--- STORED DATA ---
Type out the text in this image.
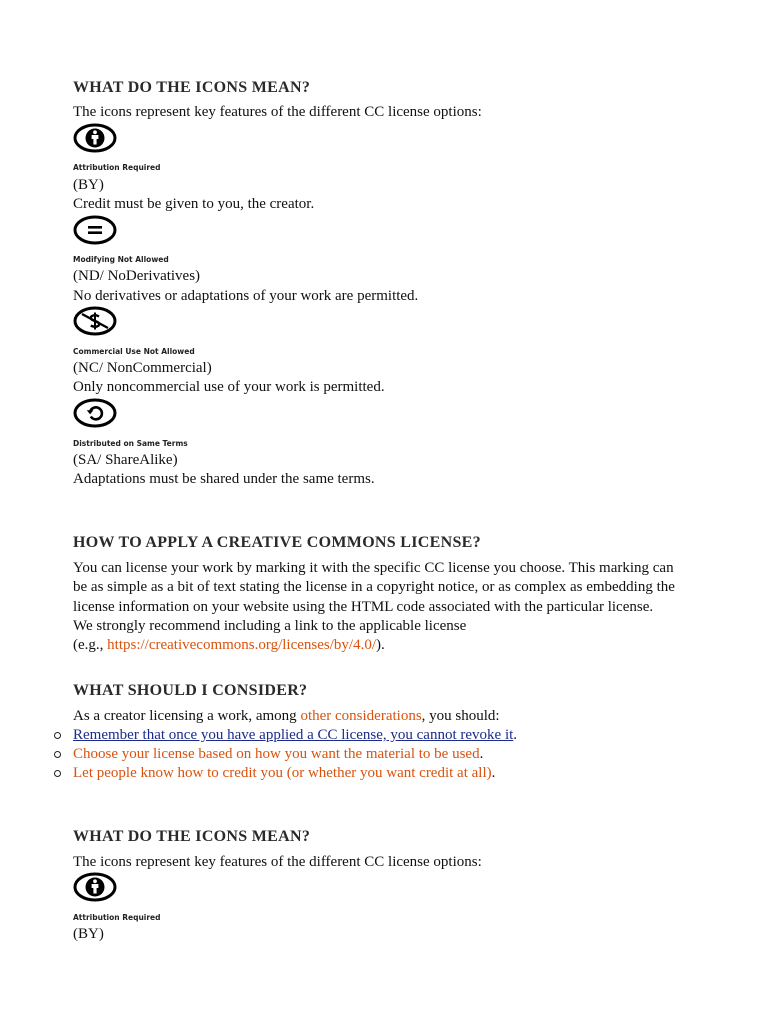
WHAT DO THE ICONS MEAN?
The icons represent key features of the different CC license options:
Attribution Required
(BY)
Credit must be given to you, the creator.
Modifying Not Allowed
(ND/ NoDerivatives)
No derivatives or adaptations of your work are permitted.
Commercial Use Not Allowed
(NC/ NonCommercial)
Only noncommercial use of your work is permitted.
Distributed on Same Terms
(SA/ ShareAlike)
Adaptations must be shared under the same terms.
HOW TO APPLY A CREATIVE COMMONS LICENSE?
You can license your work by marking it with the specific CC license you choose. This marking can
be as simple as a bit of text stating the license in a copyright notice, or as complex as embedding the
license information on your website using the HTML code associated with the particular license.
We strongly recommend including a link to the applicable license
(e.g., https://creativecommons.org/licenses/by/4.0/).
WHAT SHOULD I CONSIDER?
As a creator licensing a work, among other considerations, you should:
Remember that once you have applied a CC license, you cannot revoke it.
Choose your license based on how you want the material to be used.
Let people know how to credit you (or whether you want credit at all).
WHAT DO THE ICONS MEAN?
The icons represent key features of the different CC license options:
Attribution Required
(BY)
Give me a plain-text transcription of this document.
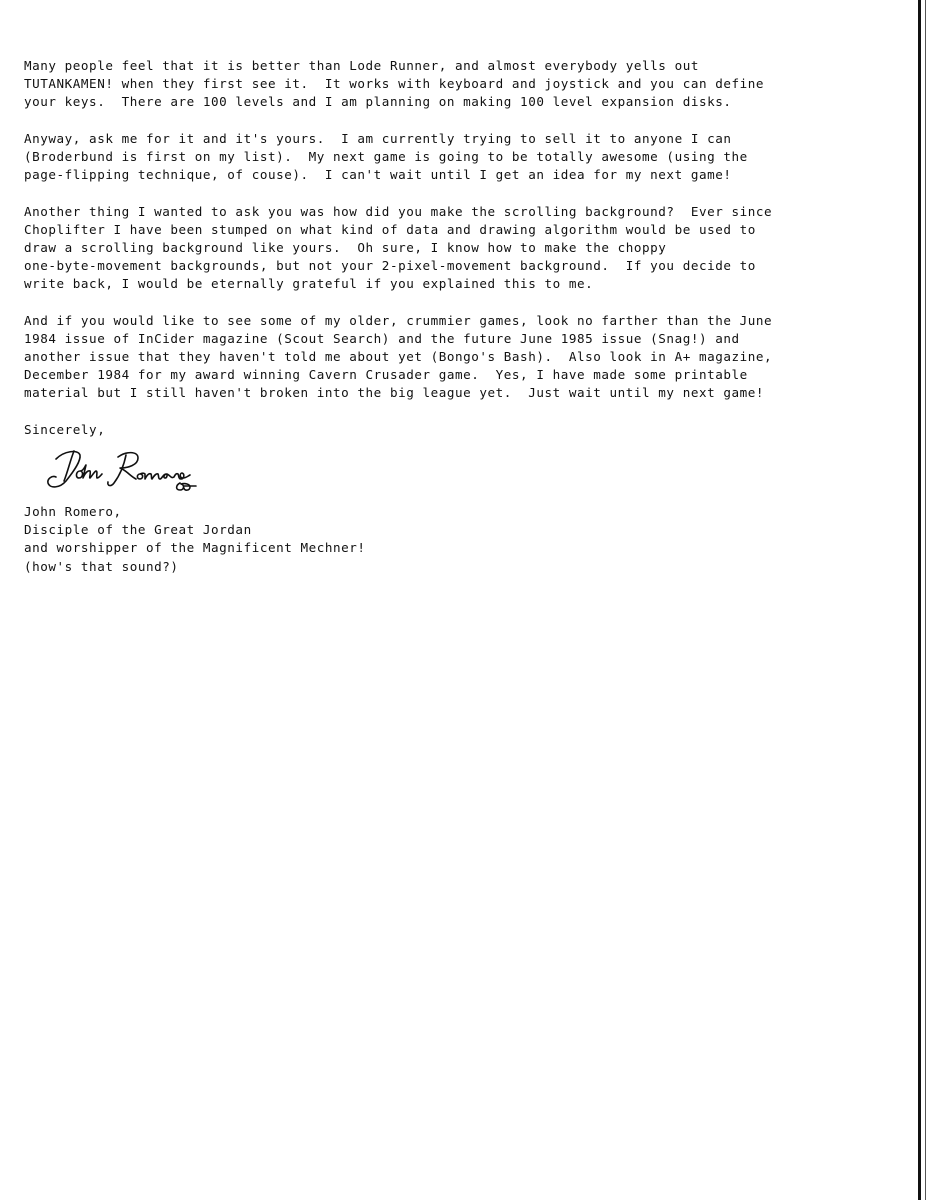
Many people feel that it is better than Lode Runner, and almost everybody yells out
TUTANKAMEN! when they first see it.  It works with keyboard and joystick and you can define
your keys.  There are 100 levels and I am planning on making 100 level expansion disks.
Anyway, ask me for it and it's yours.  I am currently trying to sell it to anyone I can
(Broderbund is first on my list).  My next game is going to be totally awesome (using the
page-flipping technique, of couse).  I can't wait until I get an idea for my next game!
Another thing I wanted to ask you was how did you make the scrolling background?  Ever since
Choplifter I have been stumped on what kind of data and drawing algorithm would be used to
draw a scrolling background like yours.  Oh sure, I know how to make the choppy
one-byte-movement backgrounds, but not your 2-pixel-movement background.  If you decide to
write back, I would be eternally grateful if you explained this to me.
And if you would like to see some of my older, crummier games, look no farther than the June
1984 issue of InCider magazine (Scout Search) and the future June 1985 issue (Snag!) and
another issue that they haven't told me about yet (Bongo's Bash).  Also look in A+ magazine,
December 1984 for my award winning Cavern Crusader game.  Yes, I have made some printable
material but I still haven't broken into the big league yet.  Just wait until my next game!
Sincerely,
John Romero,
Disciple of the Great Jordan
and worshipper of the Magnificent Mechner!
(how's that sound?)
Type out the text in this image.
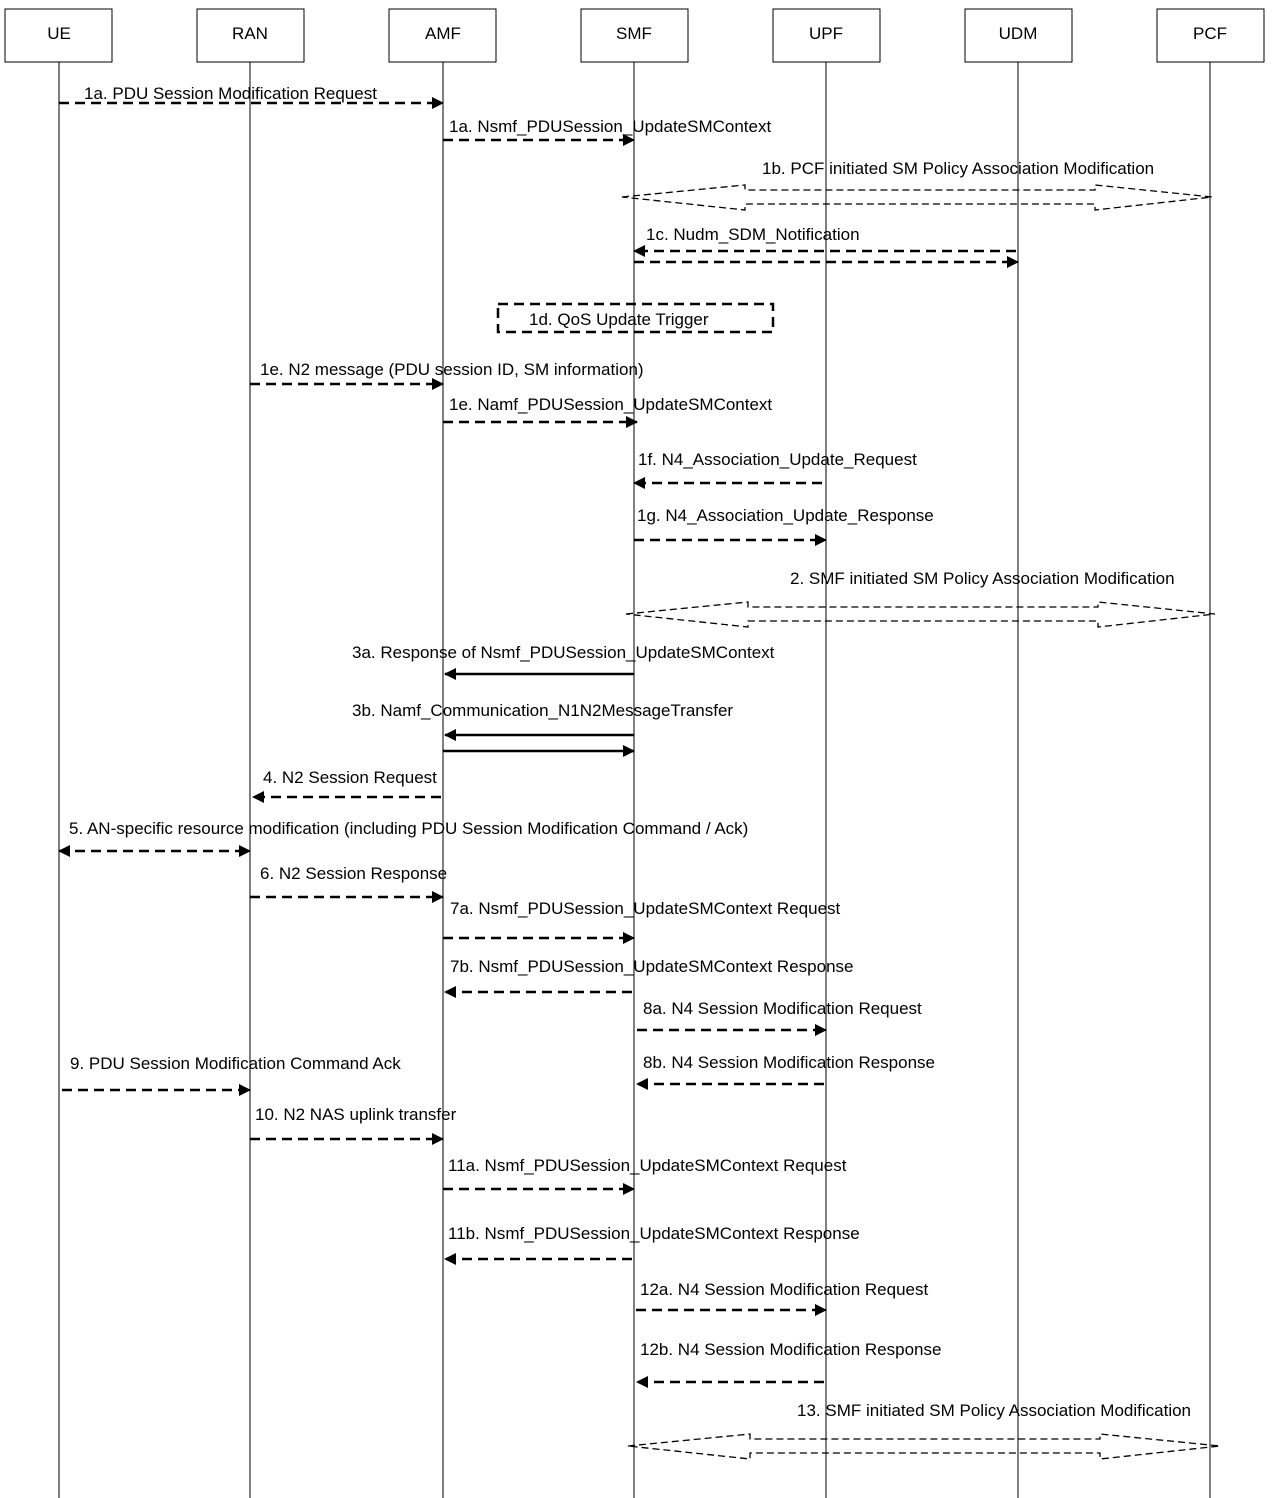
UE	RAN	AMF	SMF	UPF	UDM	PCF
1a. PDU Session Modification Request
1a. Nsmf_PDUSession_UpdateSMContext
1b. PCF initiated SM Policy Association Modification
1c. Nudm_SDM_Notification
1d. QoS Update Trigger
1e. N2 message (PDU session ID, SM information)
1e. Namf_PDUSession_UpdateSMContext
1f. N4_Association_Update_Request
1g. N4_Association_Update_Response
2. SMF initiated SM Policy Association Modification
3a. Response of Nsmf_PDUSession_UpdateSMContext
3b. Namf_Communication_N1N2MessageTransfer
4. N2 Session Request
5. AN-specific resource modification (including PDU Session Modification Command / Ack)
6. N2 Session Response
7a. Nsmf_PDUSession_UpdateSMContext Request
7b. Nsmf_PDUSession_UpdateSMContext Response
8a. N4 Session Modification Request
8b. N4 Session Modification Response
9. PDU Session Modification Command Ack
10. N2 NAS uplink transfer
11a. Nsmf_PDUSession_UpdateSMContext Request
11b. Nsmf_PDUSession_UpdateSMContext Response
12a. N4 Session Modification Request
12b. N4 Session Modification Response
13. SMF initiated SM Policy Association Modification
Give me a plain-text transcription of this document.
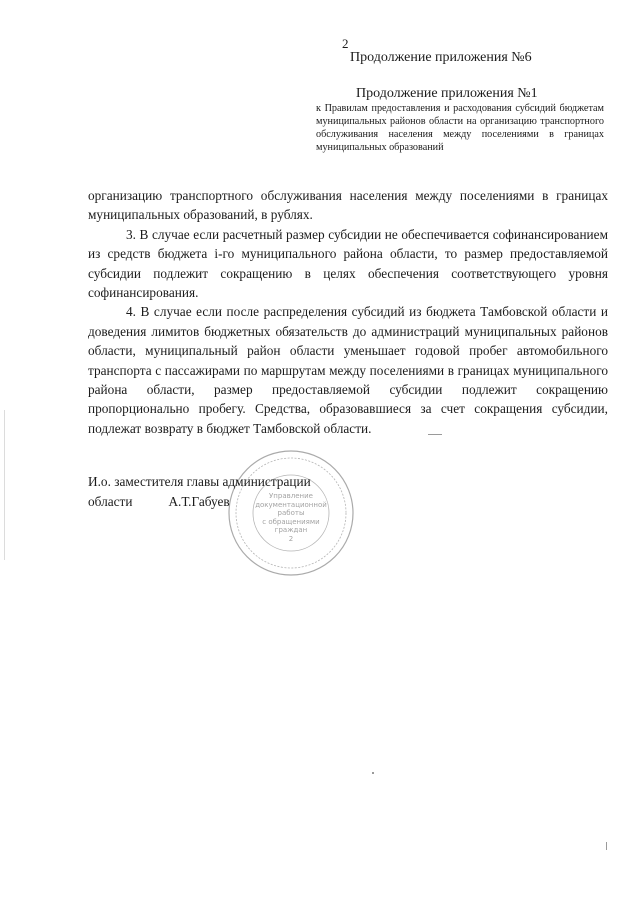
2
Продолжение приложения №6
Продолжение приложения №1
к Правилам предоставления и расходования субсидий бюджетам муниципальных районов области на организацию транспортного обслуживания населения между поселениями в границах муниципальных образований

организацию транспортного обслуживания населения между поселениями в границах муниципальных образований, в рублях.

3. В случае если расчетный размер субсидии не обеспечивается софинансированием из средств бюджета i-го муниципального района области, то размер предоставляемой субсидии подлежит сокращению в целях обеспечения соответствующего уровня софинансирования.

4. В случае если после распределения субсидий из бюджета Тамбовской области и доведения лимитов бюджетных обязательств до администраций муниципальных районов области, муниципальный район области уменьшает годовой пробег автомобильного транспорта с пассажирами по маршрутам между поселениями в границах муниципального района области, размер предоставляемой субсидии подлежит сокращению пропорционально пробегу. Средства, образовавшиеся за счет сокращения субсидии, подлежат возврату в бюджет Тамбовской области.

Управление
документационной
работы
с обращениями
граждан
2
И.о. заместителя главы администрации
области	А.Т.Габуев
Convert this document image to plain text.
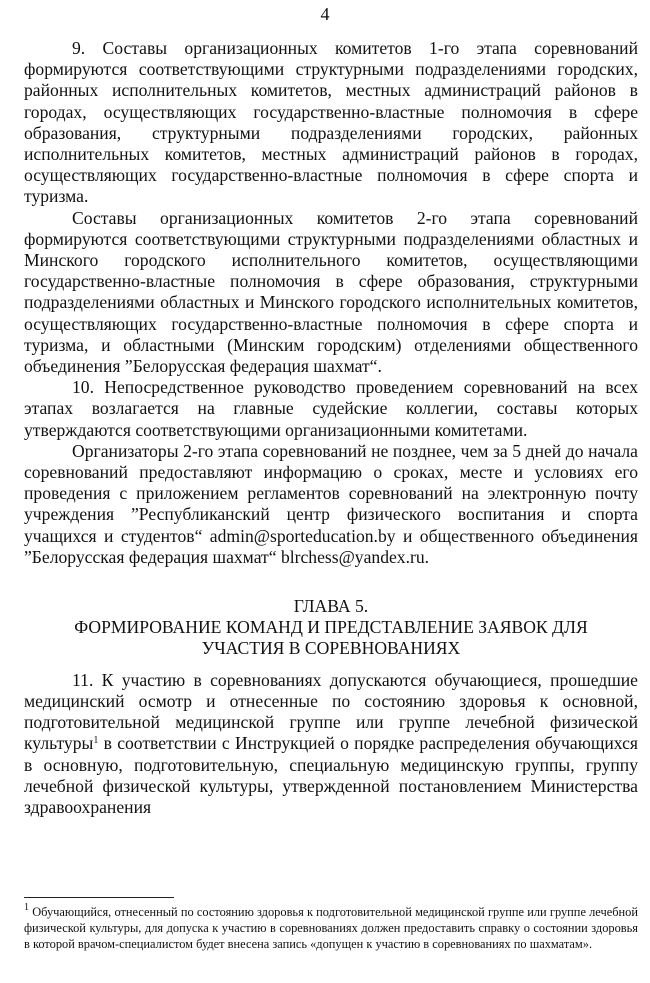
4

9. Составы организационных комитетов 1-го этапа соревнований формируются соответствующими структурными подразделениями городских, районных исполнительных комитетов, местных администраций районов в городах, осуществляющих государственно-властные полномочия в сфере образования, структурными подразделениями городских, районных исполнительных комитетов, местных администраций районов в городах, осуществляющих государственно-властные полномочия в сфере спорта и туризма.

Составы организационных комитетов 2-го этапа соревнований формируются соответствующими структурными подразделениями областных и Минского городского исполнительного комитетов, осуществляющими государственно-властные полномочия в сфере образования, структурными подразделениями областных и Минского городского исполнительных комитетов, осуществляющих государственно-властные полномочия в сфере спорта и туризма, и областными (Минским городским) отделениями общественного объединения ”Белорусская федерация шахмат“.

10. Непосредственное руководство проведением соревнований на всех этапах возлагается на главные судейские коллегии, составы которых утверждаются соответствующими организационными комитетами.

Организаторы 2-го этапа соревнований не позднее, чем за 5 дней до начала соревнований предоставляют информацию о сроках, месте и условиях его проведения с приложением регламентов соревнований на электронную почту учреждения ”Республиканский центр физического воспитания и спорта учащихся и студентов“ admin@sporteducation.by и общественного объединения ”Белорусская федерация шахмат“ blrchess@yandex.ru.

ГЛАВА 5.
ФОРМИРОВАНИЕ КОМАНД И ПРЕДСТАВЛЕНИЕ ЗАЯВОК ДЛЯ
УЧАСТИЯ В СОРЕВНОВАНИЯХ

11. К участию в соревнованиях допускаются обучающиеся, прошедшие медицинский осмотр и отнесенные по состоянию здоровья к основной, подготовительной медицинской группе или группе лечебной физической культуры$^1$ в соответствии с Инструкцией о порядке распределения обучающихся в основную, подготовительную, специальную медицинскую группы, группу лечебной физической культуры, утвержденной постановлением Министерства здравоохранения

$^1$ Обучающийся, отнесенный по состоянию здоровья к подготовительной медицинской группе или группе лечебной физической культуры, для допуска к участию в соревнованиях должен предоставить справку о состоянии здоровья в которой врачом-специалистом будет внесена запись «допущен к участию в соревнованиях по шахматам».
---
**TASK**
Retype the listing exactly. Pictures do not belong in the copy.

**RESULT OF THE EXERCISE**
Type out the text in this image.
WHAT DO THE ICONS MEAN?
The icons represent key features of the different CC license options:
Attribution Required
(BY)
Credit must be given to you, the creator.
Modifying Not Allowed
(ND/ NoDerivatives)
No derivatives or adaptations of your work are permitted.
Commercial Use Not Allowed
(NC/ NonCommercial)
Only noncommercial use of your work is permitted.
Distributed on Same Terms
(SA/ ShareAlike)
Adaptations must be shared under the same terms.
HOW TO APPLY A CREATIVE COMMONS LICENSE?
You can license your work by marking it with the specific CC license you choose. This marking can
be as simple as a bit of text stating the license in a copyright notice, or as complex as embedding the
license information on your website using the HTML code associated with the particular license.
We strongly recommend including a link to the applicable license
(e.g., https://creativecommons.org/licenses/by/4.0/).
WHAT SHOULD I CONSIDER?
As a creator licensing a work, among other considerations, you should:
Remember that once you have applied a CC license, you cannot revoke it.
Choose your license based on how you want the material to be used.
Let people know how to credit you (or whether you want credit at all).
WHAT DO THE ICONS MEAN?
The icons represent key features of the different CC license options:
Attribution Required
(BY)
Give me a plain-text transcription of this document.
Many people feel that it is better than Lode Runner, and almost everybody yells out
TUTANKAMEN! when they first see it.  It works with keyboard and joystick and you can define
your keys.  There are 100 levels and I am planning on making 100 level expansion disks.
Anyway, ask me for it and it's yours.  I am currently trying to sell it to anyone I can
(Broderbund is first on my list).  My next game is going to be totally awesome (using the
page-flipping technique, of couse).  I can't wait until I get an idea for my next game!
Another thing I wanted to ask you was how did you make the scrolling background?  Ever since
Choplifter I have been stumped on what kind of data and drawing algorithm would be used to
draw a scrolling background like yours.  Oh sure, I know how to make the choppy
one-byte-movement backgrounds, but not your 2-pixel-movement background.  If you decide to
write back, I would be eternally grateful if you explained this to me.
And if you would like to see some of my older, crummier games, look no farther than the June
1984 issue of InCider magazine (Scout Search) and the future June 1985 issue (Snag!) and
another issue that they haven't told me about yet (Bongo's Bash).  Also look in A+ magazine,
December 1984 for my award winning Cavern Crusader game.  Yes, I have made some printable
material but I still haven't broken into the big league yet.  Just wait until my next game!
Sincerely,
John Romero,
Disciple of the Great Jordan
and worshipper of the Magnificent Mechner!
(how's that sound?)
Type out the text in this image.
UE	RAN	AMF	SMF	UPF	UDM	PCF
1a. PDU Session Modification Request
1a. Nsmf_PDUSession_UpdateSMContext
1b. PCF initiated SM Policy Association Modification
1c. Nudm_SDM_Notification
1d. QoS Update Trigger
1e. N2 message (PDU session ID, SM information)
1e. Namf_PDUSession_UpdateSMContext
1f. N4_Association_Update_Request
1g. N4_Association_Update_Response
2. SMF initiated SM Policy Association Modification
3a. Response of Nsmf_PDUSession_UpdateSMContext
3b. Namf_Communication_N1N2MessageTransfer
4. N2 Session Request
5. AN-specific resource modification (including PDU Session Modification Command / Ack)
6. N2 Session Response
7a. Nsmf_PDUSession_UpdateSMContext Request
7b. Nsmf_PDUSession_UpdateSMContext Response
8a. N4 Session Modification Request
8b. N4 Session Modification Response
9. PDU Session Modification Command Ack
10. N2 NAS uplink transfer
11a. Nsmf_PDUSession_UpdateSMContext Request
11b. Nsmf_PDUSession_UpdateSMContext Response
12a. N4 Session Modification Request
12b. N4 Session Modification Response
13. SMF initiated SM Policy Association Modification
Give me a plain-text transcription of this document.
2
Продолжение приложения №6
Продолжение приложения №1
к Правилам предоставления и расходования субсидий бюджетам муниципальных районов области на организацию транспортного обслуживания населения между поселениями в границах муниципальных образований

организацию транспортного обслуживания населения между поселениями в границах муниципальных образований, в рублях.

3. В случае если расчетный размер субсидии не обеспечивается софинансированием из средств бюджета i-го муниципального района области, то размер предоставляемой субсидии подлежит сокращению в целях обеспечения соответствующего уровня софинансирования.

4. В случае если после распределения субсидий из бюджета Тамбовской области и доведения лимитов бюджетных обязательств до администраций муниципальных районов области, муниципальный район области уменьшает годовой пробег автомобильного транспорта с пассажирами по маршрутам между поселениями в границах муниципального района области, размер предоставляемой субсидии подлежит сокращению пропорционально пробегу. Средства, образовавшиеся за счет сокращения субсидии, подлежат возврату в бюджет Тамбовской области.

Управление
документационной
работы
с обращениями
граждан
2
И.о. заместителя главы администрации
области	А.Т.Габуев
Convert this document image to plain text.
4

9. Составы организационных комитетов 1-го этапа соревнований формируются соответствующими структурными подразделениями городских, районных исполнительных комитетов, местных администраций районов в городах, осуществляющих государственно-властные полномочия в сфере образования, структурными подразделениями городских, районных исполнительных комитетов, местных администраций районов в городах, осуществляющих государственно-властные полномочия в сфере спорта и туризма.

Составы организационных комитетов 2-го этапа соревнований формируются соответствующими структурными подразделениями областных и Минского городского исполнительного комитетов, осуществляющими государственно-властные полномочия в сфере образования, структурными подразделениями областных и Минского городского исполнительных комитетов, осуществляющих государственно-властные полномочия в сфере спорта и туризма, и областными (Минским городским) отделениями общественного объединения ”Белорусская федерация шахмат“.

10. Непосредственное руководство проведением соревнований на всех этапах возлагается на главные судейские коллегии, составы которых утверждаются соответствующими организационными комитетами.

Организаторы 2-го этапа соревнований не позднее, чем за 5 дней до начала соревнований предоставляют информацию о сроках, месте и условиях его проведения с приложением регламентов соревнований на электронную почту учреждения ”Республиканский центр физического воспитания и спорта учащихся и студентов“ admin@sporteducation.by и общественного объединения ”Белорусская федерация шахмат“ blrchess@yandex.ru.

ГЛАВА 5.
ФОРМИРОВАНИЕ КОМАНД И ПРЕДСТАВЛЕНИЕ ЗАЯВОК ДЛЯ
УЧАСТИЯ В СОРЕВНОВАНИЯХ

11. К участию в соревнованиях допускаются обучающиеся, прошедшие медицинский осмотр и отнесенные по состоянию здоровья к основной, подготовительной медицинской группе или группе лечебной физической культуры$^1$ в соответствии с Инструкцией о порядке распределения обучающихся в основную, подготовительную, специальную медицинскую группы, группу лечебной физической культуры, утвержденной постановлением Министерства здравоохранения

$^1$ Обучающийся, отнесенный по состоянию здоровья к подготовительной медицинской группе или группе лечебной физической культуры, для допуска к участию в соревнованиях должен предоставить справку о состоянии здоровья в которой врачом-специалистом будет внесена запись «допущен к участию в соревнованиях по шахматам».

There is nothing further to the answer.